_EXERCISE PROMPT_. Scan the entries for lines with the word "filled" and copy those lines.

_RECORD SET_.
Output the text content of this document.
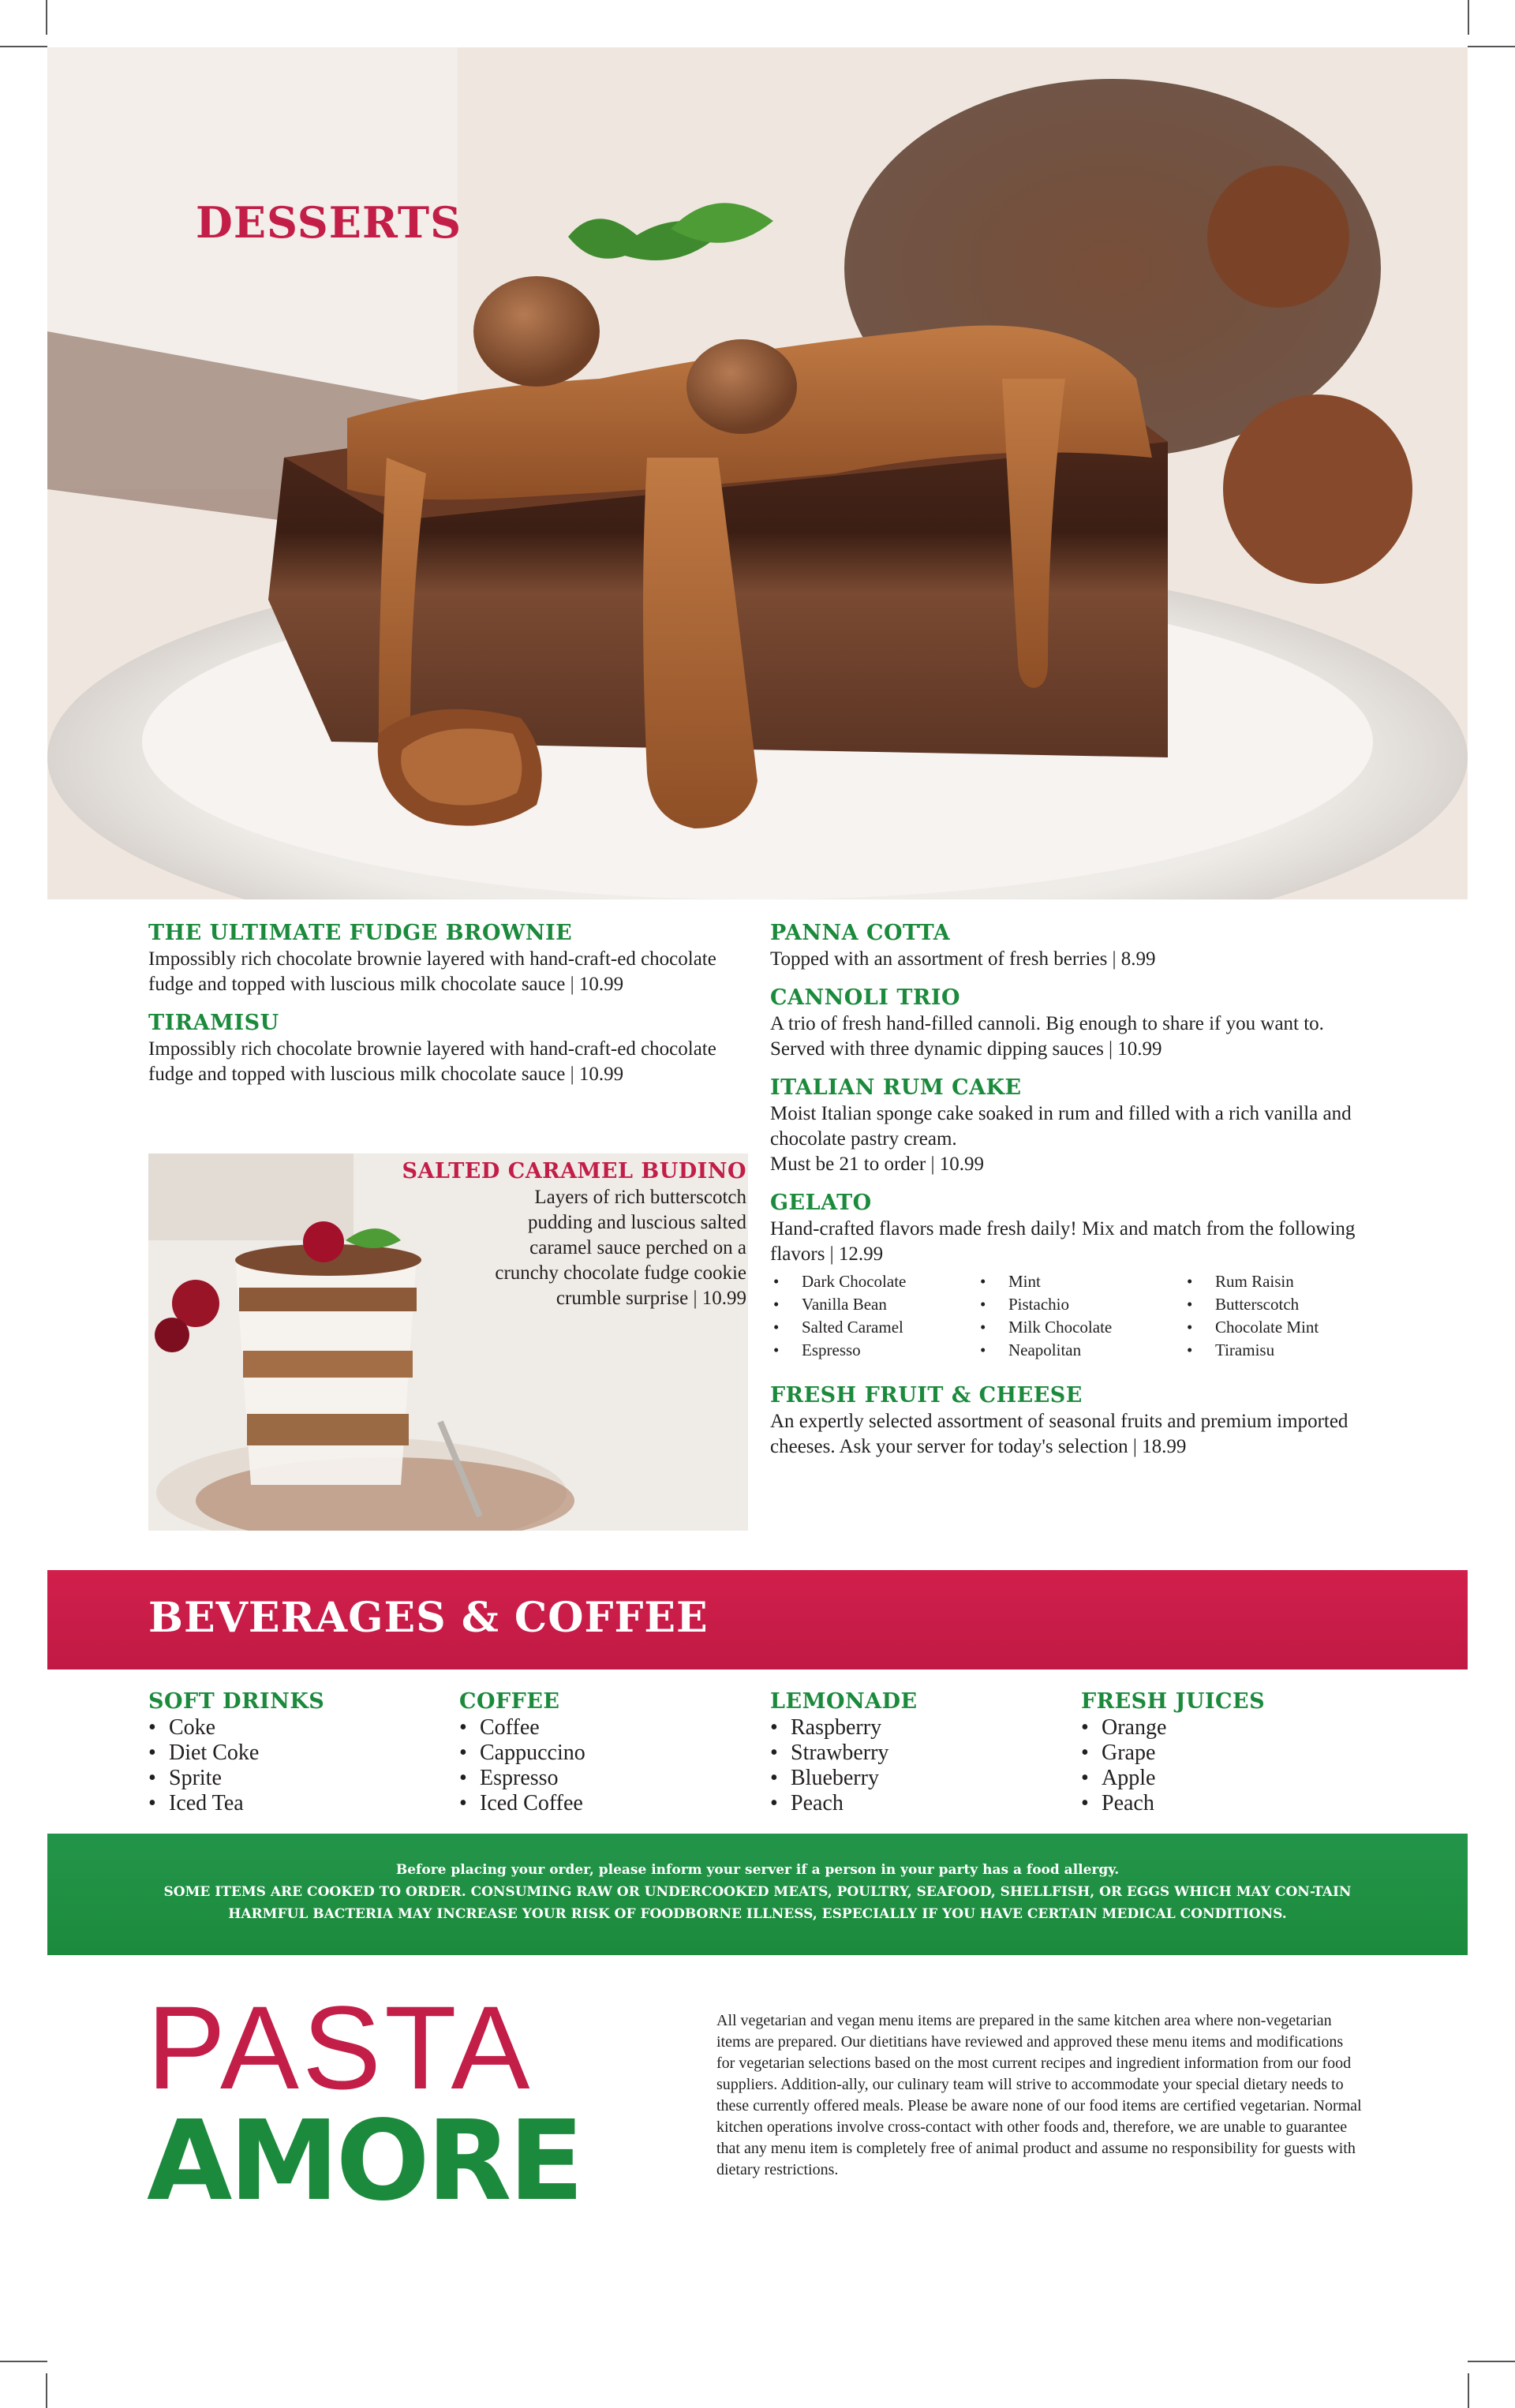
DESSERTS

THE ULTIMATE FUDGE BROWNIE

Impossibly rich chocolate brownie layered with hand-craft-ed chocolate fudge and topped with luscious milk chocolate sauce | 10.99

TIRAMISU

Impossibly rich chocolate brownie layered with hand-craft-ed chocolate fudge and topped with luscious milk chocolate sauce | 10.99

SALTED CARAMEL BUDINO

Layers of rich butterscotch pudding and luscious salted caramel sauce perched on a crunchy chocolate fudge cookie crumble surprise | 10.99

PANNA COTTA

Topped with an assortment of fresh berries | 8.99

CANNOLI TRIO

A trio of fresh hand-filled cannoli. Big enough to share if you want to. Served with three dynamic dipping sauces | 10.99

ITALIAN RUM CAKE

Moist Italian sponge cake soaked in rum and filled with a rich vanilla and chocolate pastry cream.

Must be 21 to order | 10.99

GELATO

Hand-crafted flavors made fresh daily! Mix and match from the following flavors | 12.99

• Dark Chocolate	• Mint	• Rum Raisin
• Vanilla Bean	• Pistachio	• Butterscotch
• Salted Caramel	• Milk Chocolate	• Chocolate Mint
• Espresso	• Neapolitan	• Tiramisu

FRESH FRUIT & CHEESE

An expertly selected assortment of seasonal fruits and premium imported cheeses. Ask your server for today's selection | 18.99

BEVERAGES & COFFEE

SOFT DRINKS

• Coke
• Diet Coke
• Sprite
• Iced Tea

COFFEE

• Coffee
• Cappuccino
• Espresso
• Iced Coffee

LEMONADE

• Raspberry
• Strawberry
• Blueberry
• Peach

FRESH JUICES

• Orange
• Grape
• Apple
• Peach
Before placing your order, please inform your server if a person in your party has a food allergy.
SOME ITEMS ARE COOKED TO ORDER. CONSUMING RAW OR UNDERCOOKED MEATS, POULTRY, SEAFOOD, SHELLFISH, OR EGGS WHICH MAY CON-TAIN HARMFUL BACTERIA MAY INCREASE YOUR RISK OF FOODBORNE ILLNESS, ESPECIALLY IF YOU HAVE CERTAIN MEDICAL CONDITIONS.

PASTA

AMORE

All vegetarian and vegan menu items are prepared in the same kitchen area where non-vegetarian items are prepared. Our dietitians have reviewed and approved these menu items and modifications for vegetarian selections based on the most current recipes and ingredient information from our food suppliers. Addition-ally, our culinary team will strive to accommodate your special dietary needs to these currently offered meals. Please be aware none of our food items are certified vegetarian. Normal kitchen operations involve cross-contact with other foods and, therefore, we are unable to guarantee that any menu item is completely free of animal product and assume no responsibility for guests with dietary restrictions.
...
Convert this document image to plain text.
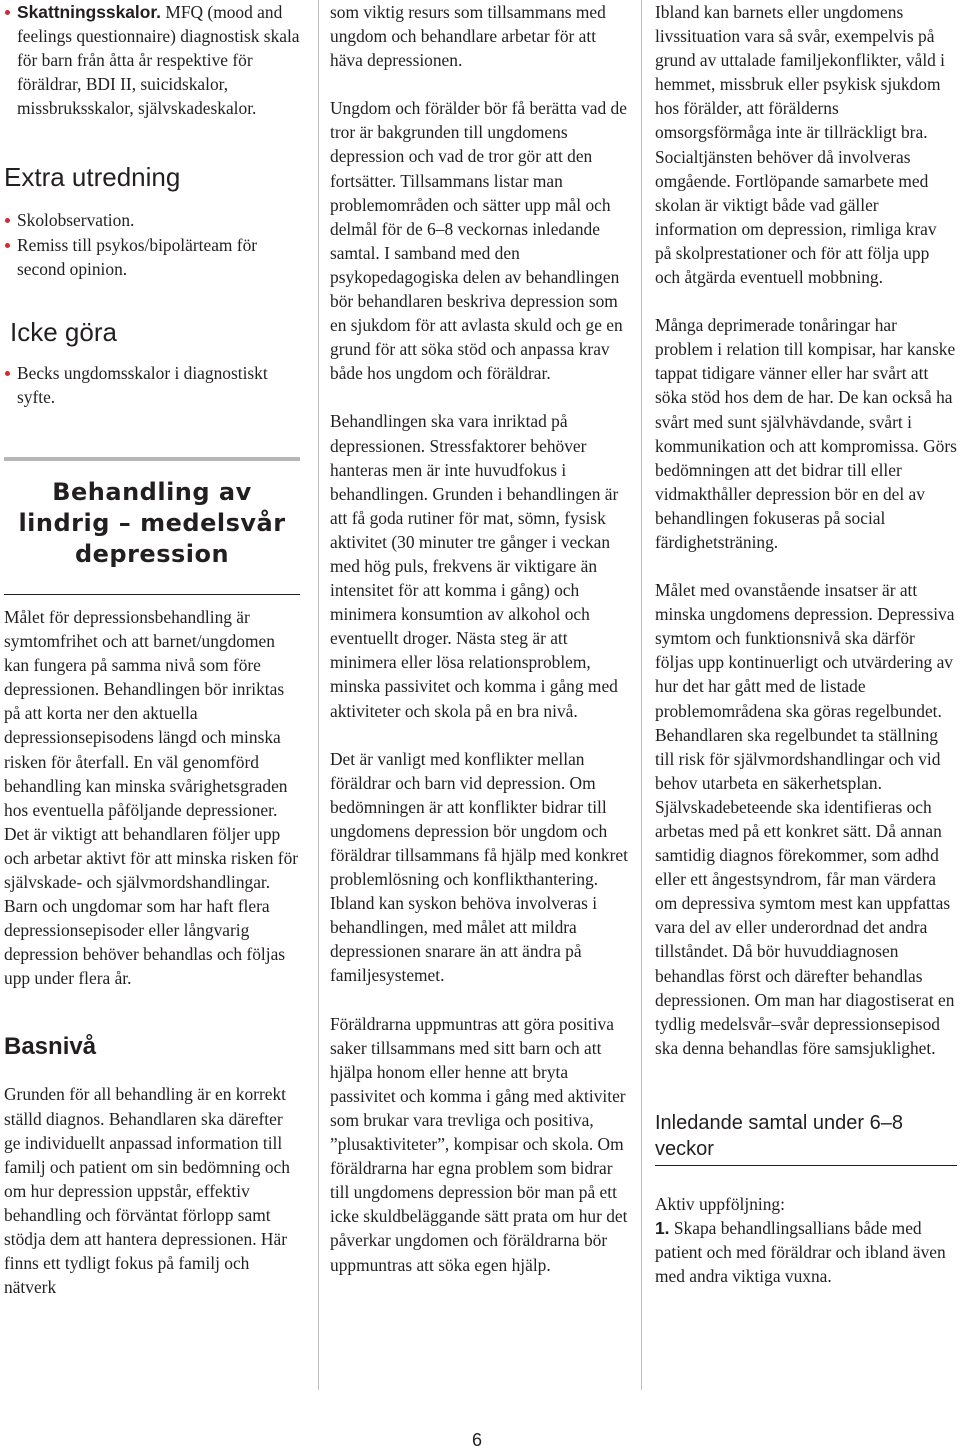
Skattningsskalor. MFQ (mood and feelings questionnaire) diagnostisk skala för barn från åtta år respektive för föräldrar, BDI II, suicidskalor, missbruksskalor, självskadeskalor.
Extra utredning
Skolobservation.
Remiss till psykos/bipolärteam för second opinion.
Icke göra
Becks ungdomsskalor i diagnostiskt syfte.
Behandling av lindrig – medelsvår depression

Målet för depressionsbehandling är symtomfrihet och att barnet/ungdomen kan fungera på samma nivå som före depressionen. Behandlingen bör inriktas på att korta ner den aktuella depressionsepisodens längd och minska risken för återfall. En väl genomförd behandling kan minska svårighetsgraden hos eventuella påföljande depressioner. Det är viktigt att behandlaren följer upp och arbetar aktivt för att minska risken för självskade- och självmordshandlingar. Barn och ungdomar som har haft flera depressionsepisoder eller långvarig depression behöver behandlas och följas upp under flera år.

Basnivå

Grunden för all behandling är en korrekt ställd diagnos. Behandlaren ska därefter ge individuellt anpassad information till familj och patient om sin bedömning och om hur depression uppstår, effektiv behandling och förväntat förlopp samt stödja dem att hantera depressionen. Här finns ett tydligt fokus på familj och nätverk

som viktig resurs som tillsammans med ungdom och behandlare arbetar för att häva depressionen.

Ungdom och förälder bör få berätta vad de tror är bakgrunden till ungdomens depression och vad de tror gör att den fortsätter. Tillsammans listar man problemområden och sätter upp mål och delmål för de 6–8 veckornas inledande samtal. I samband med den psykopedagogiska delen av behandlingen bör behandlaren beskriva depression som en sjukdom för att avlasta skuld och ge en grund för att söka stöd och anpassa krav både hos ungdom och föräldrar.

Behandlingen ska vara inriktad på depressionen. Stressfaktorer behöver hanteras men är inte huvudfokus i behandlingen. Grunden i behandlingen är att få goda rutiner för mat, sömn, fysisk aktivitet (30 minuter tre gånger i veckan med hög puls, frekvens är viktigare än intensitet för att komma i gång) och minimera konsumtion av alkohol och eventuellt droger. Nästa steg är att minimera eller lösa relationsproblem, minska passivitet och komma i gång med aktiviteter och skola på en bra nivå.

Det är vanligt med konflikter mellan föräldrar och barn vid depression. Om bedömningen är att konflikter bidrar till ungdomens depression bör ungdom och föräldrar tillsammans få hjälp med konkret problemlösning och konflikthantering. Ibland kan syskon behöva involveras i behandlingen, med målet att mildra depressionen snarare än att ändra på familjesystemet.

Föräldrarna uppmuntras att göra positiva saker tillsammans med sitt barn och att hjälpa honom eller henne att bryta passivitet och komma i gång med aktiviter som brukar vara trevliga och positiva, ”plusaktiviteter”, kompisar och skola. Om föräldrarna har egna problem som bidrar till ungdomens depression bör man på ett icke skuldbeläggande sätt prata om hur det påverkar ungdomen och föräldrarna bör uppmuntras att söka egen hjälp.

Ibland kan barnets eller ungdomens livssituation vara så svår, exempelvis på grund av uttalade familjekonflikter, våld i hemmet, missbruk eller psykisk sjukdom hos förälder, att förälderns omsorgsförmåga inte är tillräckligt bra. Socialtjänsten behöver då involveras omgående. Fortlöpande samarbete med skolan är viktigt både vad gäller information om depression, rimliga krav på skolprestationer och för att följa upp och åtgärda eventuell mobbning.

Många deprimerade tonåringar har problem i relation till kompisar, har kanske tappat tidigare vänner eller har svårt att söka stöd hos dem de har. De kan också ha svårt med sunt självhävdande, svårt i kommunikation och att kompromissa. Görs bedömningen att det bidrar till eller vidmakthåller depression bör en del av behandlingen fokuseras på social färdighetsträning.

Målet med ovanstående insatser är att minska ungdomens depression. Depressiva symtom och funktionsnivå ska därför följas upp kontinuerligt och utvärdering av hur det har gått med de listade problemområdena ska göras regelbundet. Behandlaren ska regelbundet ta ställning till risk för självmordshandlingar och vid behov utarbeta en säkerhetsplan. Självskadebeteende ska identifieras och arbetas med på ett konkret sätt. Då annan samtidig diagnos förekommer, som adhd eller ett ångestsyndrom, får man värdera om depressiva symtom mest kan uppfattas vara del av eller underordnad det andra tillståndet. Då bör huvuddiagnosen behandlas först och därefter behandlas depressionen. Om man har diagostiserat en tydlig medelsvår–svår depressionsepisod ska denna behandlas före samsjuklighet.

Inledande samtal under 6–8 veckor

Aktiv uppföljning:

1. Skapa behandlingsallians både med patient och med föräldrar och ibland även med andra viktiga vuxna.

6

_SOLUTION_.
A trio of fresh hand-filled cannoli. Big enough to share if you want to. Served with three dynamic dipping sauces | 10.99
Moist Italian sponge cake soaked in rum and filled with a rich vanilla and chocolate pastry cream.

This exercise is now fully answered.